Records provided:
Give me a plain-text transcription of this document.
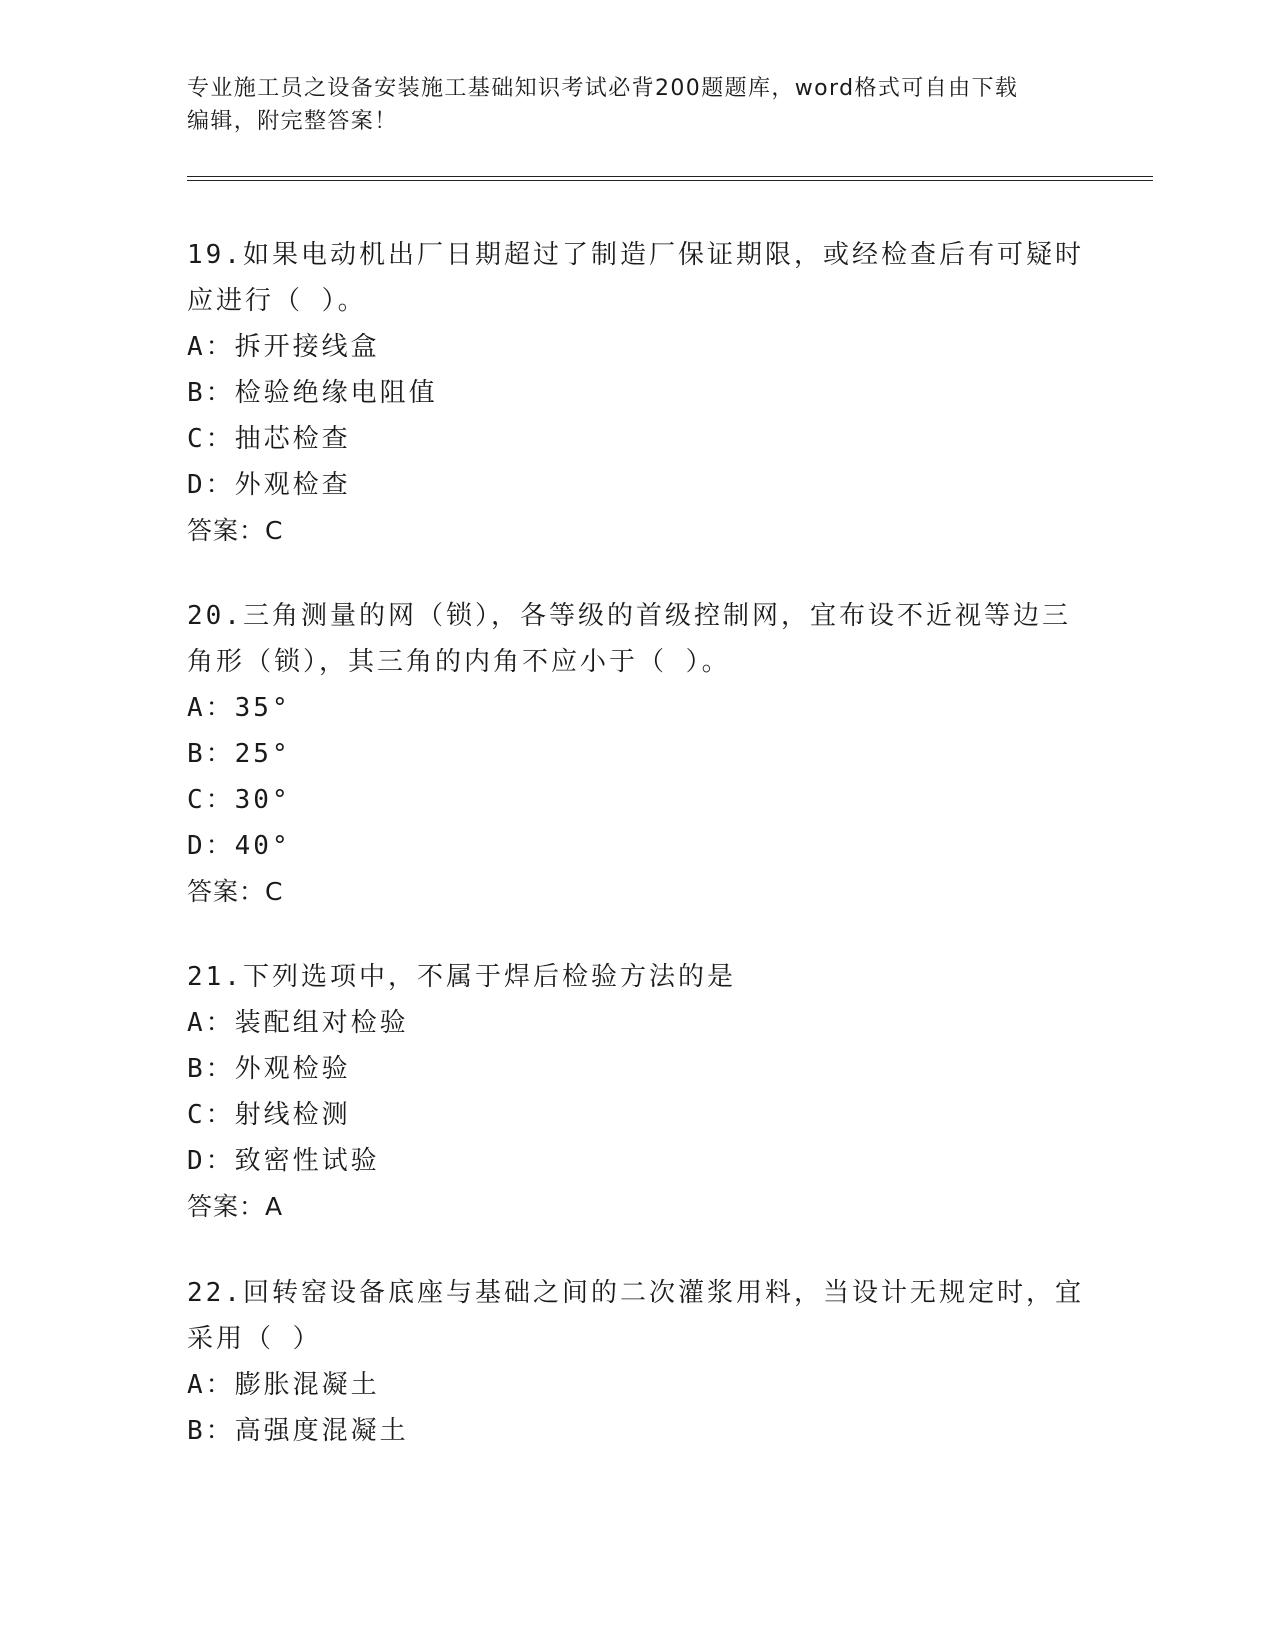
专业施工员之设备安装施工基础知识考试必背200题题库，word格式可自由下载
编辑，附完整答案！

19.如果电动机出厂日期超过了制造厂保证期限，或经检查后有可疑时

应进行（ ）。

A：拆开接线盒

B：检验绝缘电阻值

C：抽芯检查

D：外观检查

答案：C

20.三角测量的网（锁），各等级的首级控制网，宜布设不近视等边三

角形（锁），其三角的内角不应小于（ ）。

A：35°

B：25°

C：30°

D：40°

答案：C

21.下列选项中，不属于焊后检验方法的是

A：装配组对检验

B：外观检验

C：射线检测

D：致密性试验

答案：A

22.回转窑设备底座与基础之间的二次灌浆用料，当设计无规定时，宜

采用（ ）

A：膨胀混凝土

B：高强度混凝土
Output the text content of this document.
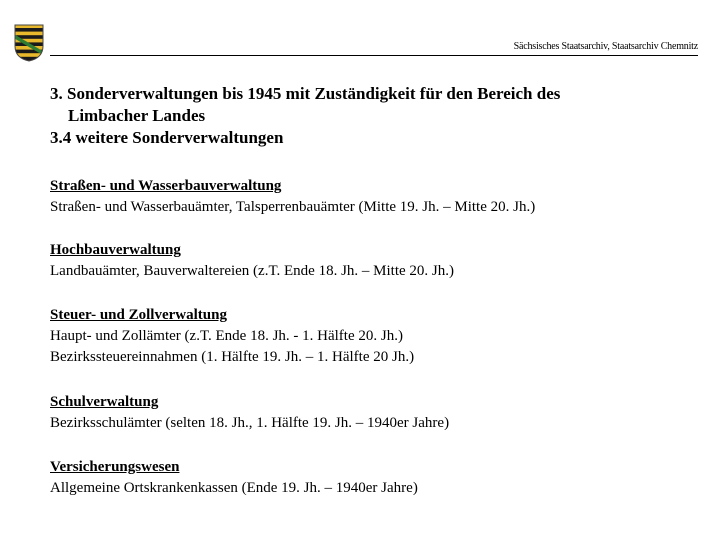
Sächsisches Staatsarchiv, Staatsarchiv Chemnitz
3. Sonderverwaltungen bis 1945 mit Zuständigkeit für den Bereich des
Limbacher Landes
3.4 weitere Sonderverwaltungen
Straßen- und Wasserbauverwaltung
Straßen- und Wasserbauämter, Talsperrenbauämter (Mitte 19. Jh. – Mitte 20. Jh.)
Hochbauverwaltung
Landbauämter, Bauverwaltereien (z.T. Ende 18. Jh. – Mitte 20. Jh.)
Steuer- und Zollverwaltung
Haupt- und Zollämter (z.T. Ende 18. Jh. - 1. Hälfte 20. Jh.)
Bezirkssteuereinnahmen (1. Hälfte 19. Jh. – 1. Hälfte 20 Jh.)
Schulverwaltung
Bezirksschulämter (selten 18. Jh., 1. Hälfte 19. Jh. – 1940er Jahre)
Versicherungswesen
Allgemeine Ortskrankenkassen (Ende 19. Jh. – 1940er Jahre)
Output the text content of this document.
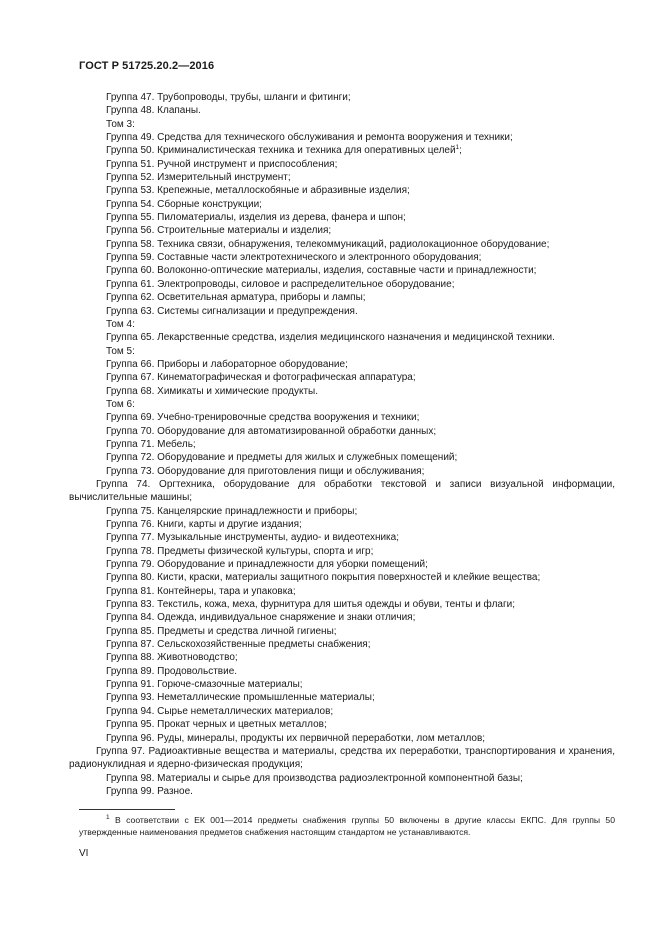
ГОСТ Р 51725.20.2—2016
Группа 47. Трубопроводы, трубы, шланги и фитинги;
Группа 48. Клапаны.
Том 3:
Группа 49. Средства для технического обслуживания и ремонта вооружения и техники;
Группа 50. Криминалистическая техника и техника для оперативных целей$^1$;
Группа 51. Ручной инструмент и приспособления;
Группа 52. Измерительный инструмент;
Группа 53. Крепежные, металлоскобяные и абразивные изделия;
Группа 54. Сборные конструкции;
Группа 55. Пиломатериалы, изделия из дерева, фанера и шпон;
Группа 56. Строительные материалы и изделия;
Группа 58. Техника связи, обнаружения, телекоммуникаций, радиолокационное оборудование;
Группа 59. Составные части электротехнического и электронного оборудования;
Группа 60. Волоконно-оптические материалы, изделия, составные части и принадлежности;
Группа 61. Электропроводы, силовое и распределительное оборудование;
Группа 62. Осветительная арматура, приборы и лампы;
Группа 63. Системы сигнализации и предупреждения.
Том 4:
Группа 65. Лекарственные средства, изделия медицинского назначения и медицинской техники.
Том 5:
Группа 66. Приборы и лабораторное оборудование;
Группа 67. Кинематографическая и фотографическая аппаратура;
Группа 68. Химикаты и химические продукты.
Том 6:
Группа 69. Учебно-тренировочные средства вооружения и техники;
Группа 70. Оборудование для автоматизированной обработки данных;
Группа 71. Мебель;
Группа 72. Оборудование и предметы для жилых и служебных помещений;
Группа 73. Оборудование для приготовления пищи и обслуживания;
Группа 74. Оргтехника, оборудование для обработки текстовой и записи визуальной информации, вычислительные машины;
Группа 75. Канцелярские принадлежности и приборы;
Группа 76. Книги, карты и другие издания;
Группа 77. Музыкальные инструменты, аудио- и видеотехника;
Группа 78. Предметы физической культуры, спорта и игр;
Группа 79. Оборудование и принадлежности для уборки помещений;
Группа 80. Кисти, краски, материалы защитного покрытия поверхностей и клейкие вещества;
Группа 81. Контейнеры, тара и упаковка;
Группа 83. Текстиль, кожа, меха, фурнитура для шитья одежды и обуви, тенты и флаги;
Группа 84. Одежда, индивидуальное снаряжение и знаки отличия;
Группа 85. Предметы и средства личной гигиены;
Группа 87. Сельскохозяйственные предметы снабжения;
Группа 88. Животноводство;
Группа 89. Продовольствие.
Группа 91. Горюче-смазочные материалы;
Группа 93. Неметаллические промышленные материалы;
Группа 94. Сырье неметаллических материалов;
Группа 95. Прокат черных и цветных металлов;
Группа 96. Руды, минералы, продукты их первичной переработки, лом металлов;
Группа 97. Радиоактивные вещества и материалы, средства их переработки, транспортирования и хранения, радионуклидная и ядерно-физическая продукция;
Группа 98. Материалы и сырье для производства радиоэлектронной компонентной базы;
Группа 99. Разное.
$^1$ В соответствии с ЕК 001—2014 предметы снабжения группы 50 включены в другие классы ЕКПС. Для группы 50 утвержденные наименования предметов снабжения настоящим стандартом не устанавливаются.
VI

---

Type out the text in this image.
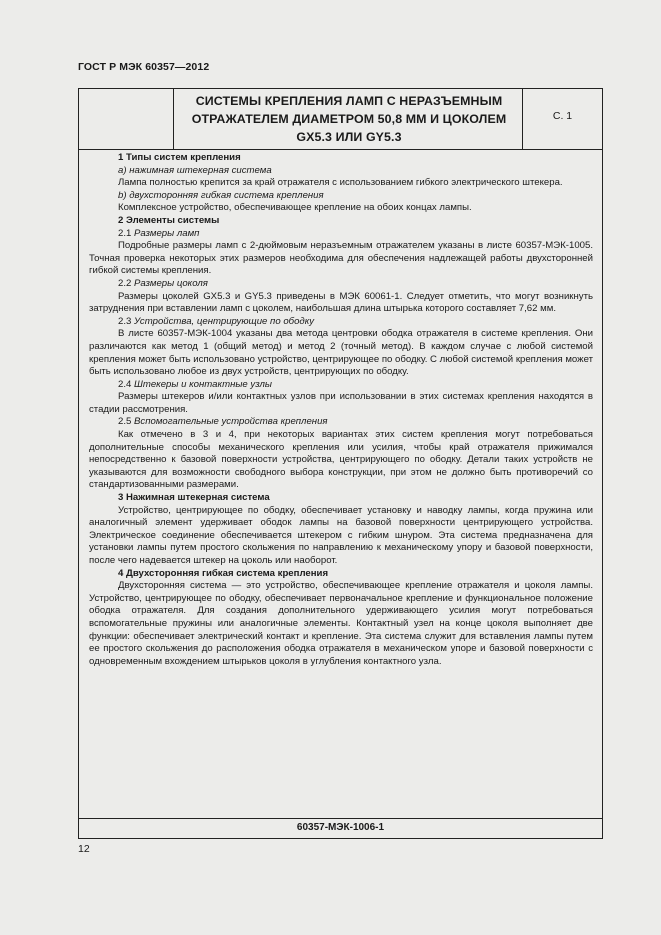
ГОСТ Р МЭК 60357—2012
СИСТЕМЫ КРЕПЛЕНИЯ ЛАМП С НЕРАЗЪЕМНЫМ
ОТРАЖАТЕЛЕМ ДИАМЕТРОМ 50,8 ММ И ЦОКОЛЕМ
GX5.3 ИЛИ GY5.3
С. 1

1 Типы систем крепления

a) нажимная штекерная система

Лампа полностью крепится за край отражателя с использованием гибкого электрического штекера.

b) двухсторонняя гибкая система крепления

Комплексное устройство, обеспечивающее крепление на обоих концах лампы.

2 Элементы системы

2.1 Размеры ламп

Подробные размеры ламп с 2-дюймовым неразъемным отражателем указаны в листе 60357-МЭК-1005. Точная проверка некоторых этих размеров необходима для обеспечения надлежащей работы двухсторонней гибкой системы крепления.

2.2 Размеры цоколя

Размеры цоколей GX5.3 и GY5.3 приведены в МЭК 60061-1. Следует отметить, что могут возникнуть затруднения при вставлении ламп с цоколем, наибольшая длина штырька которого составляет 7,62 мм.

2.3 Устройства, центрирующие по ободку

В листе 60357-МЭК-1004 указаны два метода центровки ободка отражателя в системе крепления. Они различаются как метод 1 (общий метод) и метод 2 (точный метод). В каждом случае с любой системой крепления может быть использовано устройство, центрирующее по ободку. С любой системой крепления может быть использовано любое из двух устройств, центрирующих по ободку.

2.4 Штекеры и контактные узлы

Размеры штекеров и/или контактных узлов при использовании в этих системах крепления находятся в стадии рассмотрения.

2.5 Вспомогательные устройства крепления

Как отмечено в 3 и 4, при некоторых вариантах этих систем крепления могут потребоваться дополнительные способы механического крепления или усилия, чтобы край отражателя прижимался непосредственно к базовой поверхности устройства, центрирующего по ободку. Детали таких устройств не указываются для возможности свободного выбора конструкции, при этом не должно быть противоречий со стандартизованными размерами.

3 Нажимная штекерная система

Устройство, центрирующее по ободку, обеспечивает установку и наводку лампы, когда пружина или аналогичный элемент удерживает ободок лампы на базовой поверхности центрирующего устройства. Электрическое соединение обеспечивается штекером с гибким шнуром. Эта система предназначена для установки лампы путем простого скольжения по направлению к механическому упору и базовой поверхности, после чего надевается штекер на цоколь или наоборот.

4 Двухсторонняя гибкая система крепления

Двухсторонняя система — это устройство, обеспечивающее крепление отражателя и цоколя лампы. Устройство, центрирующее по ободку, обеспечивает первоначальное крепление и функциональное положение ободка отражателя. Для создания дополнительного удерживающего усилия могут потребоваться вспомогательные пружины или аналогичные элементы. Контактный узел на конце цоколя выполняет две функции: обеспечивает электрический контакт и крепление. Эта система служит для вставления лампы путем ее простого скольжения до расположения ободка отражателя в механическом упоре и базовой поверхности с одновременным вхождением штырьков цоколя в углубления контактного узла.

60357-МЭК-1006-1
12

What to produce: Tally the lines of the data that contain the string "ГОСТ" and report the total alone.

Written response: 2